▸ Input:
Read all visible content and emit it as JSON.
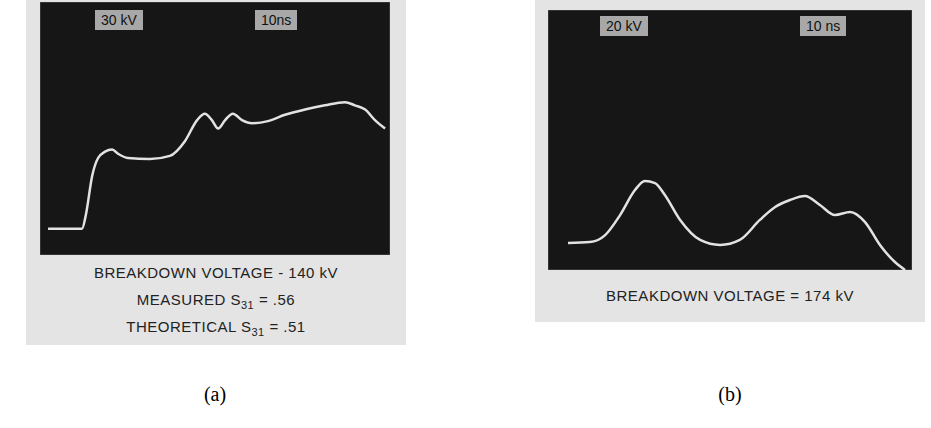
{
  "chart_data": [
    {
      "type": "line",
      "panel_label": "(a)",
      "scale_labels": {
        "y": "30 kV",
        "x": "10ns"
      },
      "caption": [
        "BREAKDOWN VOLTAGE - 140 kV",
        "MEASURED S31 = .56",
        "THEORETICAL S31 = .51"
      ],
      "x": [
        2.3,
        12,
        13.1,
        14.9,
        16.6,
        18.6,
        20.6,
        22.3,
        25.1,
        31.4,
        37.1,
        41.4,
        44.9,
        47.1,
        49.1,
        50.9,
        52.9,
        55.1,
        57.7,
        60.6,
        65.1,
        70,
        75.7,
        81.4,
        87.1,
        90,
        92.9,
        95.7,
        98.6
      ],
      "values": [
        25,
        25,
        38,
        75,
        92,
        98,
        100,
        96,
        92,
        91,
        94,
        108,
        128,
        134,
        128,
        120,
        128,
        134,
        128,
        125,
        127,
        133,
        138,
        142,
        145,
        142,
        138,
        128,
        120
      ],
      "xlim": [
        0,
        100
      ],
      "ylim": [
        0,
        240
      ],
      "xticks": [
        0,
        10,
        20,
        30,
        40,
        50,
        60,
        70,
        80,
        90,
        100
      ],
      "yticks": [
        0,
        30,
        60,
        90,
        120,
        150,
        180,
        210,
        240
      ],
      "grid": true,
      "tick_labels": false,
      "color": "#e2e2e2"
    },
    {
      "type": "line",
      "panel_label": "(b)",
      "scale_labels": {
        "y": "20 kV",
        "x": "10 ns"
      },
      "caption": [
        "BREAKDOWN VOLTAGE = 174 kV"
      ],
      "x": [
        5.5,
        11.5,
        15.7,
        19.8,
        23.9,
        26.6,
        29.4,
        32.1,
        36.3,
        41.8,
        47.3,
        52.7,
        58.2,
        62.4,
        66.5,
        70.6,
        74.7,
        78.8,
        83,
        87.1,
        91.2,
        95.3,
        98.1
      ],
      "values": [
        16.6,
        17.2,
        21.5,
        33.8,
        49.2,
        54.8,
        53.5,
        46.2,
        30.8,
        18.5,
        15.4,
        18.5,
        30.8,
        38.8,
        43.1,
        45.5,
        40,
        33.8,
        35.7,
        29.5,
        15.4,
        4.9,
        0
      ],
      "xlim": [
        0,
        100
      ],
      "ylim": [
        0,
        160
      ],
      "xticks": [
        0,
        10,
        20,
        30,
        40,
        50,
        60,
        70,
        80,
        90,
        100
      ],
      "yticks": [
        0,
        20,
        40,
        60,
        80,
        100,
        120,
        140,
        160
      ],
      "grid": true,
      "tick_labels": false,
      "color": "#e2e2e2"
    }
  ]
}
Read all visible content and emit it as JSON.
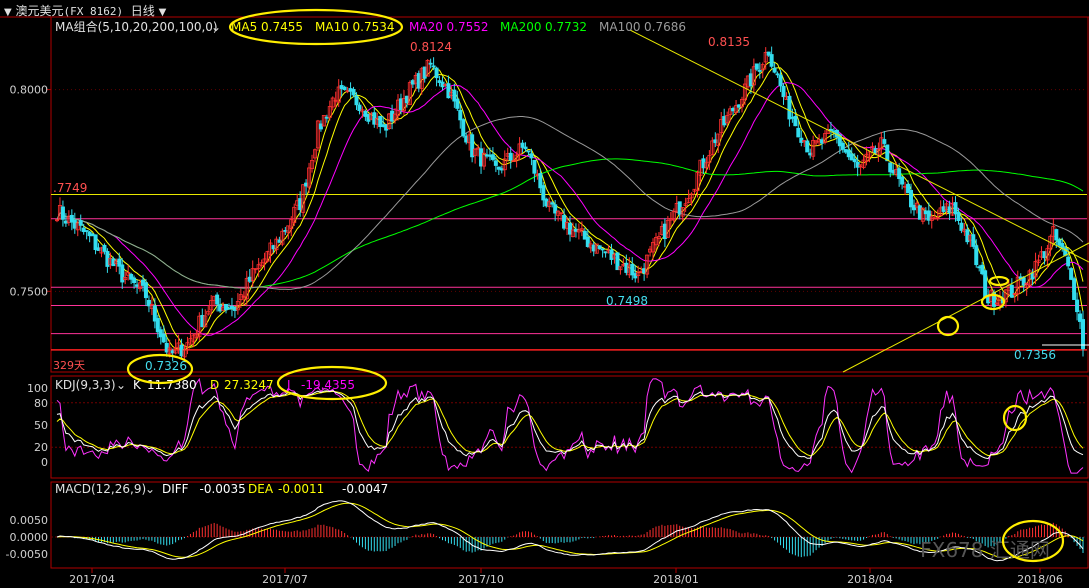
{
  "header": {
    "symbol_name": "澳元美元",
    "symbol_code": "(FX 8162)",
    "period": "日线"
  },
  "chart_data": {
    "type": "candlestick",
    "time_axis_labels": [
      "2017/04",
      "2017/07",
      "2017/10",
      "2018/01",
      "2018/04",
      "2018/06"
    ],
    "main_panel": {
      "indicator": "MA组合(5,10,20,200,100,0)",
      "ma_values": [
        {
          "name": "MA5",
          "value": "0.7455",
          "color": "#ffff00"
        },
        {
          "name": "MA10",
          "value": "0.7534",
          "color": "#ffff00"
        },
        {
          "name": "MA20",
          "value": "0.7552",
          "color": "#ff00ff"
        },
        {
          "name": "MA200",
          "value": "0.7732",
          "color": "#00ff00"
        },
        {
          "name": "MA100",
          "value": "0.7686",
          "color": "#9a9a9a"
        }
      ],
      "y_ticks": [
        "0.8000",
        "0.7500"
      ],
      "y_range": [
        0.73,
        0.818
      ],
      "price_labels": [
        "0.8124",
        "0.8135",
        ".7749",
        "0.7498",
        "0.7326",
        "0.7356"
      ],
      "period_label": "329天",
      "anchors": [
        {
          "t": 0,
          "p": 0.77
        },
        {
          "t": 10,
          "p": 0.764
        },
        {
          "t": 22,
          "p": 0.754
        },
        {
          "t": 30,
          "p": 0.749
        },
        {
          "t": 38,
          "p": 0.734
        },
        {
          "t": 44,
          "p": 0.737
        },
        {
          "t": 52,
          "p": 0.747
        },
        {
          "t": 60,
          "p": 0.746
        },
        {
          "t": 66,
          "p": 0.754
        },
        {
          "t": 74,
          "p": 0.762
        },
        {
          "t": 82,
          "p": 0.772
        },
        {
          "t": 88,
          "p": 0.79
        },
        {
          "t": 94,
          "p": 0.799
        },
        {
          "t": 102,
          "p": 0.797
        },
        {
          "t": 110,
          "p": 0.79
        },
        {
          "t": 118,
          "p": 0.799
        },
        {
          "t": 126,
          "p": 0.806
        },
        {
          "t": 132,
          "p": 0.8
        },
        {
          "t": 140,
          "p": 0.785
        },
        {
          "t": 148,
          "p": 0.78
        },
        {
          "t": 158,
          "p": 0.786
        },
        {
          "t": 166,
          "p": 0.77
        },
        {
          "t": 176,
          "p": 0.764
        },
        {
          "t": 188,
          "p": 0.758
        },
        {
          "t": 196,
          "p": 0.754
        },
        {
          "t": 204,
          "p": 0.764
        },
        {
          "t": 214,
          "p": 0.776
        },
        {
          "t": 222,
          "p": 0.788
        },
        {
          "t": 232,
          "p": 0.8
        },
        {
          "t": 240,
          "p": 0.81
        },
        {
          "t": 246,
          "p": 0.796
        },
        {
          "t": 254,
          "p": 0.785
        },
        {
          "t": 262,
          "p": 0.789
        },
        {
          "t": 270,
          "p": 0.78
        },
        {
          "t": 278,
          "p": 0.786
        },
        {
          "t": 286,
          "p": 0.774
        },
        {
          "t": 294,
          "p": 0.767
        },
        {
          "t": 302,
          "p": 0.771
        },
        {
          "t": 308,
          "p": 0.762
        },
        {
          "t": 314,
          "p": 0.748
        },
        {
          "t": 322,
          "p": 0.75
        },
        {
          "t": 330,
          "p": 0.756
        },
        {
          "t": 336,
          "p": 0.764
        },
        {
          "t": 340,
          "p": 0.758
        },
        {
          "t": 344,
          "p": 0.747
        },
        {
          "t": 346,
          "p": 0.737
        }
      ]
    },
    "kdj_panel": {
      "indicator": "KDJ(9,3,3)",
      "values": [
        {
          "name": "K",
          "value": "11.7380",
          "color": "#ffffff"
        },
        {
          "name": "D",
          "value": "27.3247",
          "color": "#ffff00"
        },
        {
          "name": "J",
          "value": "-19.4355",
          "color": "#ff00ff"
        }
      ],
      "y_ticks": [
        "100",
        "80",
        "50",
        "20",
        "0"
      ]
    },
    "macd_panel": {
      "indicator": "MACD(12,26,9)",
      "values": [
        {
          "name": "DIFF",
          "value": "-0.0035",
          "color": "#ffffff"
        },
        {
          "name": "DEA",
          "value": "-0.0011",
          "color": "#ffff00"
        },
        {
          "name": "MACD",
          "value": "-0.0047",
          "color": "#ffffff"
        }
      ],
      "y_ticks": [
        "0.0050",
        "0.0000",
        "-0.0050"
      ]
    }
  },
  "watermark": "FX678 汇通网"
}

▸ Task prompt: Images do not belong in the copy; reproduce all other parts of the records above verbatim.

▸ Final answer:
Read all visible content and emit it as JSON.
{
  "chart_data": [
    {
      "type": "line",
      "panel_label": "(a)",
      "scale_labels": {
        "y": "30 kV",
        "x": "10ns"
      },
      "caption": [
        "BREAKDOWN VOLTAGE - 140 kV",
        "MEASURED S31 = .56",
        "THEORETICAL S31 = .51"
      ],
      "x": [
        2.3,
        12,
        13.1,
        14.9,
        16.6,
        18.6,
        20.6,
        22.3,
        25.1,
        31.4,
        37.1,
        41.4,
        44.9,
        47.1,
        49.1,
        50.9,
        52.9,
        55.1,
        57.7,
        60.6,
        65.1,
        70,
        75.7,
        81.4,
        87.1,
        90,
        92.9,
        95.7,
        98.6
      ],
      "values": [
        25,
        25,
        38,
        75,
        92,
        98,
        100,
        96,
        92,
        91,
        94,
        108,
        128,
        134,
        128,
        120,
        128,
        134,
        128,
        125,
        127,
        133,
        138,
        142,
        145,
        142,
        138,
        128,
        120
      ],
      "xlim": [
        0,
        100
      ],
      "ylim": [
        0,
        240
      ],
      "xticks": [
        0,
        10,
        20,
        30,
        40,
        50,
        60,
        70,
        80,
        90,
        100
      ],
      "yticks": [
        0,
        30,
        60,
        90,
        120,
        150,
        180,
        210,
        240
      ],
      "grid": true,
      "tick_labels": false,
      "color": "#e2e2e2"
    },
    {
      "type": "line",
      "panel_label": "(b)",
      "scale_labels": {
        "y": "20 kV",
        "x": "10 ns"
      },
      "caption": [
        "BREAKDOWN VOLTAGE = 174 kV"
      ],
      "x": [
        5.5,
        11.5,
        15.7,
        19.8,
        23.9,
        26.6,
        29.4,
        32.1,
        36.3,
        41.8,
        47.3,
        52.7,
        58.2,
        62.4,
        66.5,
        70.6,
        74.7,
        78.8,
        83,
        87.1,
        91.2,
        95.3,
        98.1
      ],
      "values": [
        16.6,
        17.2,
        21.5,
        33.8,
        49.2,
        54.8,
        53.5,
        46.2,
        30.8,
        18.5,
        15.4,
        18.5,
        30.8,
        38.8,
        43.1,
        45.5,
        40,
        33.8,
        35.7,
        29.5,
        15.4,
        4.9,
        0
      ],
      "xlim": [
        0,
        100
      ],
      "ylim": [
        0,
        160
      ],
      "xticks": [
        0,
        10,
        20,
        30,
        40,
        50,
        60,
        70,
        80,
        90,
        100
      ],
      "yticks": [
        0,
        20,
        40,
        60,
        80,
        100,
        120,
        140,
        160
      ],
      "grid": true,
      "tick_labels": false,
      "color": "#e2e2e2"
    }
  ]
}
Read all visible content and emit it as JSON.
{
  "header": {
    "symbol_name": "澳元美元",
    "symbol_code": "(FX 8162)",
    "period": "日线"
  },
  "chart_data": {
    "type": "candlestick",
    "time_axis_labels": [
      "2017/04",
      "2017/07",
      "2017/10",
      "2018/01",
      "2018/04",
      "2018/06"
    ],
    "main_panel": {
      "indicator": "MA组合(5,10,20,200,100,0)",
      "ma_values": [
        {
          "name": "MA5",
          "value": "0.7455",
          "color": "#ffff00"
        },
        {
          "name": "MA10",
          "value": "0.7534",
          "color": "#ffff00"
        },
        {
          "name": "MA20",
          "value": "0.7552",
          "color": "#ff00ff"
        },
        {
          "name": "MA200",
          "value": "0.7732",
          "color": "#00ff00"
        },
        {
          "name": "MA100",
          "value": "0.7686",
          "color": "#9a9a9a"
        }
      ],
      "y_ticks": [
        "0.8000",
        "0.7500"
      ],
      "y_range": [
        0.73,
        0.818
      ],
      "price_labels": [
        "0.8124",
        "0.8135",
        ".7749",
        "0.7498",
        "0.7326",
        "0.7356"
      ],
      "period_label": "329天",
      "anchors": [
        {
          "t": 0,
          "p": 0.77
        },
        {
          "t": 10,
          "p": 0.764
        },
        {
          "t": 22,
          "p": 0.754
        },
        {
          "t": 30,
          "p": 0.749
        },
        {
          "t": 38,
          "p": 0.734
        },
        {
          "t": 44,
          "p": 0.737
        },
        {
          "t": 52,
          "p": 0.747
        },
        {
          "t": 60,
          "p": 0.746
        },
        {
          "t": 66,
          "p": 0.754
        },
        {
          "t": 74,
          "p": 0.762
        },
        {
          "t": 82,
          "p": 0.772
        },
        {
          "t": 88,
          "p": 0.79
        },
        {
          "t": 94,
          "p": 0.799
        },
        {
          "t": 102,
          "p": 0.797
        },
        {
          "t": 110,
          "p": 0.79
        },
        {
          "t": 118,
          "p": 0.799
        },
        {
          "t": 126,
          "p": 0.806
        },
        {
          "t": 132,
          "p": 0.8
        },
        {
          "t": 140,
          "p": 0.785
        },
        {
          "t": 148,
          "p": 0.78
        },
        {
          "t": 158,
          "p": 0.786
        },
        {
          "t": 166,
          "p": 0.77
        },
        {
          "t": 176,
          "p": 0.764
        },
        {
          "t": 188,
          "p": 0.758
        },
        {
          "t": 196,
          "p": 0.754
        },
        {
          "t": 204,
          "p": 0.764
        },
        {
          "t": 214,
          "p": 0.776
        },
        {
          "t": 222,
          "p": 0.788
        },
        {
          "t": 232,
          "p": 0.8
        },
        {
          "t": 240,
          "p": 0.81
        },
        {
          "t": 246,
          "p": 0.796
        },
        {
          "t": 254,
          "p": 0.785
        },
        {
          "t": 262,
          "p": 0.789
        },
        {
          "t": 270,
          "p": 0.78
        },
        {
          "t": 278,
          "p": 0.786
        },
        {
          "t": 286,
          "p": 0.774
        },
        {
          "t": 294,
          "p": 0.767
        },
        {
          "t": 302,
          "p": 0.771
        },
        {
          "t": 308,
          "p": 0.762
        },
        {
          "t": 314,
          "p": 0.748
        },
        {
          "t": 322,
          "p": 0.75
        },
        {
          "t": 330,
          "p": 0.756
        },
        {
          "t": 336,
          "p": 0.764
        },
        {
          "t": 340,
          "p": 0.758
        },
        {
          "t": 344,
          "p": 0.747
        },
        {
          "t": 346,
          "p": 0.737
        }
      ]
    },
    "kdj_panel": {
      "indicator": "KDJ(9,3,3)",
      "values": [
        {
          "name": "K",
          "value": "11.7380",
          "color": "#ffffff"
        },
        {
          "name": "D",
          "value": "27.3247",
          "color": "#ffff00"
        },
        {
          "name": "J",
          "value": "-19.4355",
          "color": "#ff00ff"
        }
      ],
      "y_ticks": [
        "100",
        "80",
        "50",
        "20",
        "0"
      ]
    },
    "macd_panel": {
      "indicator": "MACD(12,26,9)",
      "values": [
        {
          "name": "DIFF",
          "value": "-0.0035",
          "color": "#ffffff"
        },
        {
          "name": "DEA",
          "value": "-0.0011",
          "color": "#ffff00"
        },
        {
          "name": "MACD",
          "value": "-0.0047",
          "color": "#ffffff"
        }
      ],
      "y_ticks": [
        "0.0050",
        "0.0000",
        "-0.0050"
      ]
    }
  },
  "watermark": "FX678 汇通网"
}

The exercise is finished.